··· Task data

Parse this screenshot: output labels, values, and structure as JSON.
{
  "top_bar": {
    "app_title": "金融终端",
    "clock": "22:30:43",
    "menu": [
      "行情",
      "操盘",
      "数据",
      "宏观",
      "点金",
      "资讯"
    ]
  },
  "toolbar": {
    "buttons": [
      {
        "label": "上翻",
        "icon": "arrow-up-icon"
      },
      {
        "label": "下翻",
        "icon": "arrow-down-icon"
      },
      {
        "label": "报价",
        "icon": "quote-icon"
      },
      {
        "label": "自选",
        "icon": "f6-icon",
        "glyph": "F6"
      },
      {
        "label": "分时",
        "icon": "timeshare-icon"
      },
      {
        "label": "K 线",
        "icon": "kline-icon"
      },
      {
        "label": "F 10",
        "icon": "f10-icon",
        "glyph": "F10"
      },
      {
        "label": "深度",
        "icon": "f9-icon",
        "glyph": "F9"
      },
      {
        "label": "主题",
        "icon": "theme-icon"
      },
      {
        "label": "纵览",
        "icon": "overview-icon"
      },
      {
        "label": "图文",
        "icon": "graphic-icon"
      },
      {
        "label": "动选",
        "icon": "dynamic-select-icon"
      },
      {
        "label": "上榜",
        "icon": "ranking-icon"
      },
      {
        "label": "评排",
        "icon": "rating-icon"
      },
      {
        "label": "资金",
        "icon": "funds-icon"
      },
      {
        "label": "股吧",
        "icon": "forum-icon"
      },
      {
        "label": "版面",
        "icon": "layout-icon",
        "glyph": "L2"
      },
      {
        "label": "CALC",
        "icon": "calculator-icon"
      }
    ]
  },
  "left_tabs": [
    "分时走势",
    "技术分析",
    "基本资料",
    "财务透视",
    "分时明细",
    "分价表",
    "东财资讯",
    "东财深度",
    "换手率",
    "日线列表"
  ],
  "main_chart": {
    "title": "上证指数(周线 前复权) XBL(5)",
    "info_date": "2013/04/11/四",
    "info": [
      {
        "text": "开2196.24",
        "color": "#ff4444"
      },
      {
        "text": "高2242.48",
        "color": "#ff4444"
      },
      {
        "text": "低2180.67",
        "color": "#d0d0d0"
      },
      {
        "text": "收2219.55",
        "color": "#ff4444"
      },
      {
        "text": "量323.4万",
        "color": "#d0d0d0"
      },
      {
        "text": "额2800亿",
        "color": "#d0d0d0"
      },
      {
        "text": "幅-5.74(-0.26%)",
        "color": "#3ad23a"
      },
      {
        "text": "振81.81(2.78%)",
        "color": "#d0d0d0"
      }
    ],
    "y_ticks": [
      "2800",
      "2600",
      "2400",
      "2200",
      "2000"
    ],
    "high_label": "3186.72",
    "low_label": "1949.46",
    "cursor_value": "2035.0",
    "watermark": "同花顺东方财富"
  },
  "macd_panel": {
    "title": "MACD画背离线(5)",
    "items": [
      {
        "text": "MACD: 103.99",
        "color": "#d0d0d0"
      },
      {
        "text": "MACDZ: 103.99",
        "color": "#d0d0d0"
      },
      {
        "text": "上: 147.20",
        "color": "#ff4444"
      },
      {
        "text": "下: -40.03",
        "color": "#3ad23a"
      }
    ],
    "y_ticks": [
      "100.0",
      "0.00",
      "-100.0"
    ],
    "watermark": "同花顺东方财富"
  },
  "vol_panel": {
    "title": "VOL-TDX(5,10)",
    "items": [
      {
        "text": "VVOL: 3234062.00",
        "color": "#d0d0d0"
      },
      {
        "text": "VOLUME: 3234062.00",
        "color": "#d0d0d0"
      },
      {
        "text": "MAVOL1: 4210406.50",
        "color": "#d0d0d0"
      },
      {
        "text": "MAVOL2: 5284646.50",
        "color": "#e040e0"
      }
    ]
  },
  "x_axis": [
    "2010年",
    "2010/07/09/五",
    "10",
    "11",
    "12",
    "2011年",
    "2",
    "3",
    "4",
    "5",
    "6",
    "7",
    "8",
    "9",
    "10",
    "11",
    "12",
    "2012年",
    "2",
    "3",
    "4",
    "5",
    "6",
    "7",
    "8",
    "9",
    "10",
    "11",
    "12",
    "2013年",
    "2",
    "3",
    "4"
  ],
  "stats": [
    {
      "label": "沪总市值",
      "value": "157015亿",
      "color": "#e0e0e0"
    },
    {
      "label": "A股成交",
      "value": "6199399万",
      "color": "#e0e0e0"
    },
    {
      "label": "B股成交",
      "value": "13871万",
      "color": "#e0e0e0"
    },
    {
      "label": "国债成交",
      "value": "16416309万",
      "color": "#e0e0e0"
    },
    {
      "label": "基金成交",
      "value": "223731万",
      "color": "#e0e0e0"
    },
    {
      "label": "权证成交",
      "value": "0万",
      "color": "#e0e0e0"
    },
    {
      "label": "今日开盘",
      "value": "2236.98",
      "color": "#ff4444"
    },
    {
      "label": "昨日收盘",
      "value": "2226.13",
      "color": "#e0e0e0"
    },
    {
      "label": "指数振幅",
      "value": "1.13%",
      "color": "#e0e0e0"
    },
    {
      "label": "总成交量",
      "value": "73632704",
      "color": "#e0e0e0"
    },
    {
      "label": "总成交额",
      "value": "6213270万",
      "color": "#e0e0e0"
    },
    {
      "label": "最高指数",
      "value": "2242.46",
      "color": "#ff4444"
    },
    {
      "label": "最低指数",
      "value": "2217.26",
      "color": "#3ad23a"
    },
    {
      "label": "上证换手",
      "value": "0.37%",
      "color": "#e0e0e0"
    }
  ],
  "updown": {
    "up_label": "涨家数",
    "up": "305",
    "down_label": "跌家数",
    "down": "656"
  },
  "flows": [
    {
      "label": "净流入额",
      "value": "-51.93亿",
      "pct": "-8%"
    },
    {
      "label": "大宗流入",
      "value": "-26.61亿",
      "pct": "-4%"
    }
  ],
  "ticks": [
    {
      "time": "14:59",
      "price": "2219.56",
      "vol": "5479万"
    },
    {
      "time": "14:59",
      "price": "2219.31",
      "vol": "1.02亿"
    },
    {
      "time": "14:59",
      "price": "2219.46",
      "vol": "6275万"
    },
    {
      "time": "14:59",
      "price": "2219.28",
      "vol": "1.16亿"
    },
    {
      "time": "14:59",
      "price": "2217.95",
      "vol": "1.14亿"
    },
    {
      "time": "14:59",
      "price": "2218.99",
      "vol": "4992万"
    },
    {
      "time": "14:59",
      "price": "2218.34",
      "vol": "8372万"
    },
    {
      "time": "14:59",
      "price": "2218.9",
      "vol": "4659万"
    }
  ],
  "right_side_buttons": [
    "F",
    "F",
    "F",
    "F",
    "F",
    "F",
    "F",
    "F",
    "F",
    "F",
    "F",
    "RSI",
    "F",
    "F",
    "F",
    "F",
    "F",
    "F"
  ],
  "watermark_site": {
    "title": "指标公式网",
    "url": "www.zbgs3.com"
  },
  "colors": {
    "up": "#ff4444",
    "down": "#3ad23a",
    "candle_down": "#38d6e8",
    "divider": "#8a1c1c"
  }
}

······

* Instructions for the task
Repeat each entry word for word.

* Answer in full
Parse this screenshot: output labels, values, and structure as JSON.
{
  "top_bar": {
    "app_title": "金融终端",
    "clock": "22:30:43",
    "menu": [
      "行情",
      "操盘",
      "数据",
      "宏观",
      "点金",
      "资讯"
    ]
  },
  "toolbar": {
    "buttons": [
      {
        "label": "上翻",
        "icon": "arrow-up-icon"
      },
      {
        "label": "下翻",
        "icon": "arrow-down-icon"
      },
      {
        "label": "报价",
        "icon": "quote-icon"
      },
      {
        "label": "自选",
        "icon": "f6-icon",
        "glyph": "F6"
      },
      {
        "label": "分时",
        "icon": "timeshare-icon"
      },
      {
        "label": "K 线",
        "icon": "kline-icon"
      },
      {
        "label": "F 10",
        "icon": "f10-icon",
        "glyph": "F10"
      },
      {
        "label": "深度",
        "icon": "f9-icon",
        "glyph": "F9"
      },
      {
        "label": "主题",
        "icon": "theme-icon"
      },
      {
        "label": "纵览",
        "icon": "overview-icon"
      },
      {
        "label": "图文",
        "icon": "graphic-icon"
      },
      {
        "label": "动选",
        "icon": "dynamic-select-icon"
      },
      {
        "label": "上榜",
        "icon": "ranking-icon"
      },
      {
        "label": "评排",
        "icon": "rating-icon"
      },
      {
        "label": "资金",
        "icon": "funds-icon"
      },
      {
        "label": "股吧",
        "icon": "forum-icon"
      },
      {
        "label": "版面",
        "icon": "layout-icon",
        "glyph": "L2"
      },
      {
        "label": "CALC",
        "icon": "calculator-icon"
      }
    ]
  },
  "left_tabs": [
    "分时走势",
    "技术分析",
    "基本资料",
    "财务透视",
    "分时明细",
    "分价表",
    "东财资讯",
    "东财深度",
    "换手率",
    "日线列表"
  ],
  "main_chart": {
    "title": "上证指数(周线 前复权) XBL(5)",
    "info_date": "2013/04/11/四",
    "info": [
      {
        "text": "开2196.24",
        "color": "#ff4444"
      },
      {
        "text": "高2242.48",
        "color": "#ff4444"
      },
      {
        "text": "低2180.67",
        "color": "#d0d0d0"
      },
      {
        "text": "收2219.55",
        "color": "#ff4444"
      },
      {
        "text": "量323.4万",
        "color": "#d0d0d0"
      },
      {
        "text": "额2800亿",
        "color": "#d0d0d0"
      },
      {
        "text": "幅-5.74(-0.26%)",
        "color": "#3ad23a"
      },
      {
        "text": "振81.81(2.78%)",
        "color": "#d0d0d0"
      }
    ],
    "y_ticks": [
      "2800",
      "2600",
      "2400",
      "2200",
      "2000"
    ],
    "high_label": "3186.72",
    "low_label": "1949.46",
    "cursor_value": "2035.0",
    "watermark": "同花顺东方财富"
  },
  "macd_panel": {
    "title": "MACD画背离线(5)",
    "items": [
      {
        "text": "MACD: 103.99",
        "color": "#d0d0d0"
      },
      {
        "text": "MACDZ: 103.99",
        "color": "#d0d0d0"
      },
      {
        "text": "上: 147.20",
        "color": "#ff4444"
      },
      {
        "text": "下: -40.03",
        "color": "#3ad23a"
      }
    ],
    "y_ticks": [
      "100.0",
      "0.00",
      "-100.0"
    ],
    "watermark": "同花顺东方财富"
  },
  "vol_panel": {
    "title": "VOL-TDX(5,10)",
    "items": [
      {
        "text": "VVOL: 3234062.00",
        "color": "#d0d0d0"
      },
      {
        "text": "VOLUME: 3234062.00",
        "color": "#d0d0d0"
      },
      {
        "text": "MAVOL1: 4210406.50",
        "color": "#d0d0d0"
      },
      {
        "text": "MAVOL2: 5284646.50",
        "color": "#e040e0"
      }
    ]
  },
  "x_axis": [
    "2010年",
    "2010/07/09/五",
    "10",
    "11",
    "12",
    "2011年",
    "2",
    "3",
    "4",
    "5",
    "6",
    "7",
    "8",
    "9",
    "10",
    "11",
    "12",
    "2012年",
    "2",
    "3",
    "4",
    "5",
    "6",
    "7",
    "8",
    "9",
    "10",
    "11",
    "12",
    "2013年",
    "2",
    "3",
    "4"
  ],
  "stats": [
    {
      "label": "沪总市值",
      "value": "157015亿",
      "color": "#e0e0e0"
    },
    {
      "label": "A股成交",
      "value": "6199399万",
      "color": "#e0e0e0"
    },
    {
      "label": "B股成交",
      "value": "13871万",
      "color": "#e0e0e0"
    },
    {
      "label": "国债成交",
      "value": "16416309万",
      "color": "#e0e0e0"
    },
    {
      "label": "基金成交",
      "value": "223731万",
      "color": "#e0e0e0"
    },
    {
      "label": "权证成交",
      "value": "0万",
      "color": "#e0e0e0"
    },
    {
      "label": "今日开盘",
      "value": "2236.98",
      "color": "#ff4444"
    },
    {
      "label": "昨日收盘",
      "value": "2226.13",
      "color": "#e0e0e0"
    },
    {
      "label": "指数振幅",
      "value": "1.13%",
      "color": "#e0e0e0"
    },
    {
      "label": "总成交量",
      "value": "73632704",
      "color": "#e0e0e0"
    },
    {
      "label": "总成交额",
      "value": "6213270万",
      "color": "#e0e0e0"
    },
    {
      "label": "最高指数",
      "value": "2242.46",
      "color": "#ff4444"
    },
    {
      "label": "最低指数",
      "value": "2217.26",
      "color": "#3ad23a"
    },
    {
      "label": "上证换手",
      "value": "0.37%",
      "color": "#e0e0e0"
    }
  ],
  "updown": {
    "up_label": "涨家数",
    "up": "305",
    "down_label": "跌家数",
    "down": "656"
  },
  "flows": [
    {
      "label": "净流入额",
      "value": "-51.93亿",
      "pct": "-8%"
    },
    {
      "label": "大宗流入",
      "value": "-26.61亿",
      "pct": "-4%"
    }
  ],
  "ticks": [
    {
      "time": "14:59",
      "price": "2219.56",
      "vol": "5479万"
    },
    {
      "time": "14:59",
      "price": "2219.31",
      "vol": "1.02亿"
    },
    {
      "time": "14:59",
      "price": "2219.46",
      "vol": "6275万"
    },
    {
      "time": "14:59",
      "price": "2219.28",
      "vol": "1.16亿"
    },
    {
      "time": "14:59",
      "price": "2217.95",
      "vol": "1.14亿"
    },
    {
      "time": "14:59",
      "price": "2218.99",
      "vol": "4992万"
    },
    {
      "time": "14:59",
      "price": "2218.34",
      "vol": "8372万"
    },
    {
      "time": "14:59",
      "price": "2218.9",
      "vol": "4659万"
    }
  ],
  "right_side_buttons": [
    "F",
    "F",
    "F",
    "F",
    "F",
    "F",
    "F",
    "F",
    "F",
    "F",
    "F",
    "RSI",
    "F",
    "F",
    "F",
    "F",
    "F",
    "F"
  ],
  "watermark_site": {
    "title": "指标公式网",
    "url": "www.zbgs3.com"
  },
  "colors": {
    "up": "#ff4444",
    "down": "#3ad23a",
    "candle_down": "#38d6e8",
    "divider": "#8a1c1c"
  }
}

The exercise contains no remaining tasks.